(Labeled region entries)
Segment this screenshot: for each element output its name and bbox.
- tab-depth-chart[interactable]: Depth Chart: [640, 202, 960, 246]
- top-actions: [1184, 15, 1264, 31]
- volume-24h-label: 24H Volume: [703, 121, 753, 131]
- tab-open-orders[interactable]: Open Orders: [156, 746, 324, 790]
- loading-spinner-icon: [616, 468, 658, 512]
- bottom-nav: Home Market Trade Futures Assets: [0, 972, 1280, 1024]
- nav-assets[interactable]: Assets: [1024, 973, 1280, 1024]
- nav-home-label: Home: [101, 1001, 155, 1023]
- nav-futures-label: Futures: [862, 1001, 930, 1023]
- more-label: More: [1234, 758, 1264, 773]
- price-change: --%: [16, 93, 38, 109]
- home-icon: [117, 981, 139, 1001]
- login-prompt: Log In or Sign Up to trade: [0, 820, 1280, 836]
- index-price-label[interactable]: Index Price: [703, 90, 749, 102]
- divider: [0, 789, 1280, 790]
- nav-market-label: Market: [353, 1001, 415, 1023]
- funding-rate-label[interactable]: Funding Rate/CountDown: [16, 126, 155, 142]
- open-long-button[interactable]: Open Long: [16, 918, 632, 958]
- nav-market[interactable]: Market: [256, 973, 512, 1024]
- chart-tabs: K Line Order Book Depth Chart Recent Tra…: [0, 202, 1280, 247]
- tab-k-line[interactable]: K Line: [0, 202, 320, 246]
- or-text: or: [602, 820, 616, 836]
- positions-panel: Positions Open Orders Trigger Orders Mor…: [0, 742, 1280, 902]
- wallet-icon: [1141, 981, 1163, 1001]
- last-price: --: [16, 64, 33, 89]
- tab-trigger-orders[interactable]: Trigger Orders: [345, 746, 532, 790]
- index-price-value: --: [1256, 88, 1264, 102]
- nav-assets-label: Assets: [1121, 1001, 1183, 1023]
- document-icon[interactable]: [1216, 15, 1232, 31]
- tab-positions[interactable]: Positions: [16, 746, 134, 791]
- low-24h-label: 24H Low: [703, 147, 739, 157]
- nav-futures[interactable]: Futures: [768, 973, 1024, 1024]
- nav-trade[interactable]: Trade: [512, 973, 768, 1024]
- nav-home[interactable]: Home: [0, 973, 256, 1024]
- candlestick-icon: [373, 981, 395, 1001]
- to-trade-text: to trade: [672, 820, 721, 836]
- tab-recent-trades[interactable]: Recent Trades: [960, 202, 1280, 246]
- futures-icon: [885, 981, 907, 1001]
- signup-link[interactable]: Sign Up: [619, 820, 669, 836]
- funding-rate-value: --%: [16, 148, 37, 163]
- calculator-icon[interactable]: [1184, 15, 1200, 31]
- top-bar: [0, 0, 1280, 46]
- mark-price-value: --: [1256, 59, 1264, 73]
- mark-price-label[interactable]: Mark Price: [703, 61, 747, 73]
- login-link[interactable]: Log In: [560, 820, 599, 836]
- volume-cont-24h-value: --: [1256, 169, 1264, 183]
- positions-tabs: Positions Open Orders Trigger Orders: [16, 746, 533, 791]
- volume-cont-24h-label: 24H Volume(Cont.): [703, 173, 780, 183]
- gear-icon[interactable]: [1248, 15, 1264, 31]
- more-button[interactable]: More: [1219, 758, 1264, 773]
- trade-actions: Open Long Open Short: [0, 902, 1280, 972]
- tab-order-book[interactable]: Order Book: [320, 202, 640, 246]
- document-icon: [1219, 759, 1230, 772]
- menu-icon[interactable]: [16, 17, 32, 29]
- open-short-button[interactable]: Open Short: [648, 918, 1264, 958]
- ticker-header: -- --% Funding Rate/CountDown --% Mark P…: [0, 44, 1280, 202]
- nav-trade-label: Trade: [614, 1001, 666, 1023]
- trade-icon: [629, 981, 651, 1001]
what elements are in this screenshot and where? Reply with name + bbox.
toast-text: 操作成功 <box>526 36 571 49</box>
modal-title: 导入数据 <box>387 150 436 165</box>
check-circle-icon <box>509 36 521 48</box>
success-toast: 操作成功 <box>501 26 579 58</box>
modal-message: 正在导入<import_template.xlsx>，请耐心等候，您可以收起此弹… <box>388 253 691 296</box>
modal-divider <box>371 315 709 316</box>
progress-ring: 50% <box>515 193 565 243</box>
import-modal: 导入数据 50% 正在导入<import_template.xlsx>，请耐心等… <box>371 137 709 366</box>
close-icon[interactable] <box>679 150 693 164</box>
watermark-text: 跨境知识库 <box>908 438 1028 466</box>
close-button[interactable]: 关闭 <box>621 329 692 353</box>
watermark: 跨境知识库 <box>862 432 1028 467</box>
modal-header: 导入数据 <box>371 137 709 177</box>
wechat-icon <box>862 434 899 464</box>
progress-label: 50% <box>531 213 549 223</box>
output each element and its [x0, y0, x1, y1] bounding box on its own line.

--

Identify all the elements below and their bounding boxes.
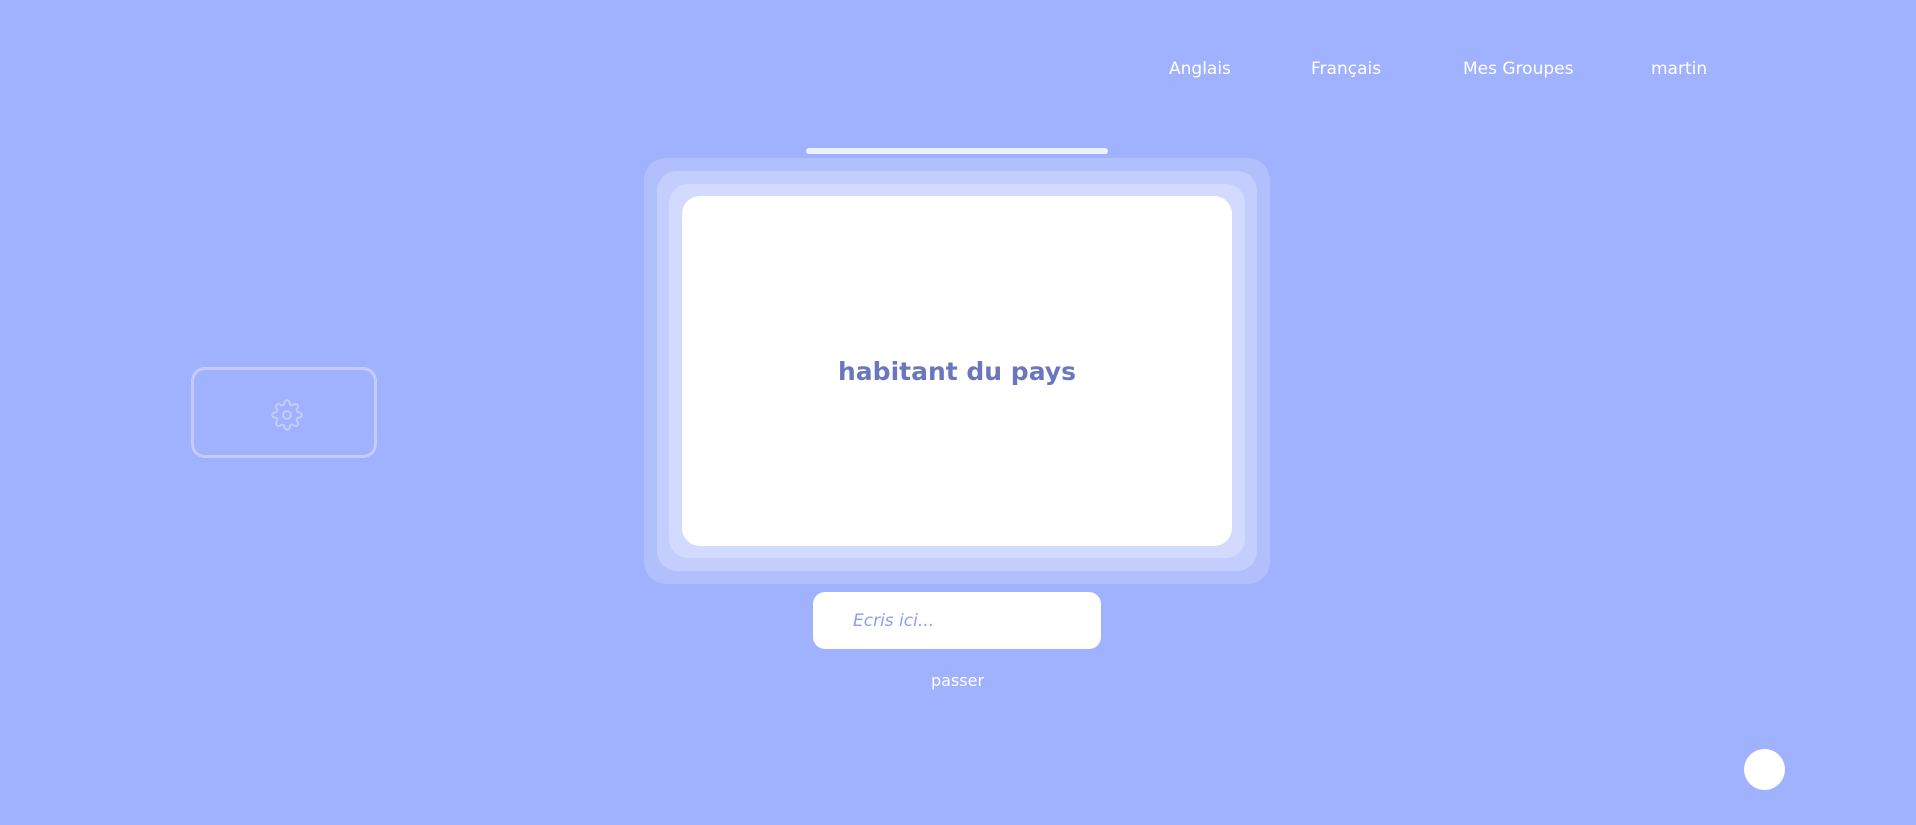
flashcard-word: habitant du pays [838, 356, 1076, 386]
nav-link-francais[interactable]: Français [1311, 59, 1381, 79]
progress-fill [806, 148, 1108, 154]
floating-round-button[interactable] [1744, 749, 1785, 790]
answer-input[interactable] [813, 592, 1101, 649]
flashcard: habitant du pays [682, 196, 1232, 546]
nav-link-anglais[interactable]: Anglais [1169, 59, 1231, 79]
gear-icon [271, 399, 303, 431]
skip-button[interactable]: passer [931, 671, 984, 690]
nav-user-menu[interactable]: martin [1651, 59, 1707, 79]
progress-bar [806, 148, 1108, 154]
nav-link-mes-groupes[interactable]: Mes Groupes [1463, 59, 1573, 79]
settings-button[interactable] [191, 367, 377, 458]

→ Exercise
Return each row above that contains the word "Orders", copying every such row in full.

→ Result for this exercise
- tab-open-orders[interactable]: Open Orders: [156, 746, 324, 790]
- positions-panel: Positions Open Orders Trigger Orders Mor…: [0, 742, 1280, 902]
- tab-trigger-orders[interactable]: Trigger Orders: [345, 746, 532, 790]
- positions-tabs: Positions Open Orders Trigger Orders: [16, 746, 533, 791]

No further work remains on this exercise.